**Material provided:**
-------------------------

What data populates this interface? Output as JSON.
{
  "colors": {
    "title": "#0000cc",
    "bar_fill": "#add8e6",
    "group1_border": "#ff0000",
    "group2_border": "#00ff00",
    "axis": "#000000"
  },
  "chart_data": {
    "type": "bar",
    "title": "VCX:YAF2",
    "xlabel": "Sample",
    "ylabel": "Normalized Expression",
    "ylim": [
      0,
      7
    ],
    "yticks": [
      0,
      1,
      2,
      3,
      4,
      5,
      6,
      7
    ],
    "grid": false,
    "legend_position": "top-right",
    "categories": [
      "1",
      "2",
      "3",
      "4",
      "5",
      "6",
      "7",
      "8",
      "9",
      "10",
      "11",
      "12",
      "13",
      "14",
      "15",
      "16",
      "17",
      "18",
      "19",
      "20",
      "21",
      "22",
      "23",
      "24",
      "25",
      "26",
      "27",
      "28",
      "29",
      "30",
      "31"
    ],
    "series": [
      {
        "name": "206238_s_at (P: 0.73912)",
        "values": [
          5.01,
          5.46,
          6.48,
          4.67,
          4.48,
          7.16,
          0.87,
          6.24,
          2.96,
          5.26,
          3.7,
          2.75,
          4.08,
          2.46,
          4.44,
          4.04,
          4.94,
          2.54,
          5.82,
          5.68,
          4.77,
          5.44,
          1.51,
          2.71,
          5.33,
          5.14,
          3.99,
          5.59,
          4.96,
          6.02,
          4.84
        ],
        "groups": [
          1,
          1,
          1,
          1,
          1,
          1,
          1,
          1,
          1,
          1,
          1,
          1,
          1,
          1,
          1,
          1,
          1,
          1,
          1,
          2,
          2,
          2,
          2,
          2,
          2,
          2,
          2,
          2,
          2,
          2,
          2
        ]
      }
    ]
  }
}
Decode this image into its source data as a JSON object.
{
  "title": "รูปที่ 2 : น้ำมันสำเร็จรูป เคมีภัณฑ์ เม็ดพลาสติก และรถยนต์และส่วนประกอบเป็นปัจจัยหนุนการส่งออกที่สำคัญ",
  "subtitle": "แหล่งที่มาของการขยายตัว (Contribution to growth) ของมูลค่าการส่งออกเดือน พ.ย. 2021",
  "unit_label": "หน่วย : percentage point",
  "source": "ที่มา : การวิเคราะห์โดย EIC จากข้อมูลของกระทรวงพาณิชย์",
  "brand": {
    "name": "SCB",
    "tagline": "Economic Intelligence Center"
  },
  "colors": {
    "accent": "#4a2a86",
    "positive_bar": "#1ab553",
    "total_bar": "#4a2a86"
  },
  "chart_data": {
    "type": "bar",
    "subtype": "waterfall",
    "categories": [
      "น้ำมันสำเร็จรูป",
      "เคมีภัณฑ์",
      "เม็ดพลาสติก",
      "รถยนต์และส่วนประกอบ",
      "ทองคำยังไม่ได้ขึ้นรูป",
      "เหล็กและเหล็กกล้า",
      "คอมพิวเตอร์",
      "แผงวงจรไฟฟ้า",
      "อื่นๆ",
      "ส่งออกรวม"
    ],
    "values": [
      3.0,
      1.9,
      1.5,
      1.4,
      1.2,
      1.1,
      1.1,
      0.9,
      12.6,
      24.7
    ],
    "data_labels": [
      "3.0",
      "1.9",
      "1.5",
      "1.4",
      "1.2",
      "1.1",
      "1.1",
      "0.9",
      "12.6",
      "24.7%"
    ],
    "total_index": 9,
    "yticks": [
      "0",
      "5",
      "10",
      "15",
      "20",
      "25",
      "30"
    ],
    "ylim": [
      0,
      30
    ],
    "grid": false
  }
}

-------------------------

**Your task:**
Give back each line above precisely as it stands.

**Task answer:**
What data populates this interface? Output as JSON.
{
  "colors": {
    "title": "#0000cc",
    "bar_fill": "#add8e6",
    "group1_border": "#ff0000",
    "group2_border": "#00ff00",
    "axis": "#000000"
  },
  "chart_data": {
    "type": "bar",
    "title": "VCX:YAF2",
    "xlabel": "Sample",
    "ylabel": "Normalized Expression",
    "ylim": [
      0,
      7
    ],
    "yticks": [
      0,
      1,
      2,
      3,
      4,
      5,
      6,
      7
    ],
    "grid": false,
    "legend_position": "top-right",
    "categories": [
      "1",
      "2",
      "3",
      "4",
      "5",
      "6",
      "7",
      "8",
      "9",
      "10",
      "11",
      "12",
      "13",
      "14",
      "15",
      "16",
      "17",
      "18",
      "19",
      "20",
      "21",
      "22",
      "23",
      "24",
      "25",
      "26",
      "27",
      "28",
      "29",
      "30",
      "31"
    ],
    "series": [
      {
        "name": "206238_s_at (P: 0.73912)",
        "values": [
          5.01,
          5.46,
          6.48,
          4.67,
          4.48,
          7.16,
          0.87,
          6.24,
          2.96,
          5.26,
          3.7,
          2.75,
          4.08,
          2.46,
          4.44,
          4.04,
          4.94,
          2.54,
          5.82,
          5.68,
          4.77,
          5.44,
          1.51,
          2.71,
          5.33,
          5.14,
          3.99,
          5.59,
          4.96,
          6.02,
          4.84
        ],
        "groups": [
          1,
          1,
          1,
          1,
          1,
          1,
          1,
          1,
          1,
          1,
          1,
          1,
          1,
          1,
          1,
          1,
          1,
          1,
          1,
          2,
          2,
          2,
          2,
          2,
          2,
          2,
          2,
          2,
          2,
          2,
          2
        ]
      }
    ]
  }
}
Decode this image into its source data as a JSON object.
{
  "title": "รูปที่ 2 : น้ำมันสำเร็จรูป เคมีภัณฑ์ เม็ดพลาสติก และรถยนต์และส่วนประกอบเป็นปัจจัยหนุนการส่งออกที่สำคัญ",
  "subtitle": "แหล่งที่มาของการขยายตัว (Contribution to growth) ของมูลค่าการส่งออกเดือน พ.ย. 2021",
  "unit_label": "หน่วย : percentage point",
  "source": "ที่มา : การวิเคราะห์โดย EIC จากข้อมูลของกระทรวงพาณิชย์",
  "brand": {
    "name": "SCB",
    "tagline": "Economic Intelligence Center"
  },
  "colors": {
    "accent": "#4a2a86",
    "positive_bar": "#1ab553",
    "total_bar": "#4a2a86"
  },
  "chart_data": {
    "type": "bar",
    "subtype": "waterfall",
    "categories": [
      "น้ำมันสำเร็จรูป",
      "เคมีภัณฑ์",
      "เม็ดพลาสติก",
      "รถยนต์และส่วนประกอบ",
      "ทองคำยังไม่ได้ขึ้นรูป",
      "เหล็กและเหล็กกล้า",
      "คอมพิวเตอร์",
      "แผงวงจรไฟฟ้า",
      "อื่นๆ",
      "ส่งออกรวม"
    ],
    "values": [
      3.0,
      1.9,
      1.5,
      1.4,
      1.2,
      1.1,
      1.1,
      0.9,
      12.6,
      24.7
    ],
    "data_labels": [
      "3.0",
      "1.9",
      "1.5",
      "1.4",
      "1.2",
      "1.1",
      "1.1",
      "0.9",
      "12.6",
      "24.7%"
    ],
    "total_index": 9,
    "yticks": [
      "0",
      "5",
      "10",
      "15",
      "20",
      "25",
      "30"
    ],
    "ylim": [
      0,
      30
    ],
    "grid": false
  }
}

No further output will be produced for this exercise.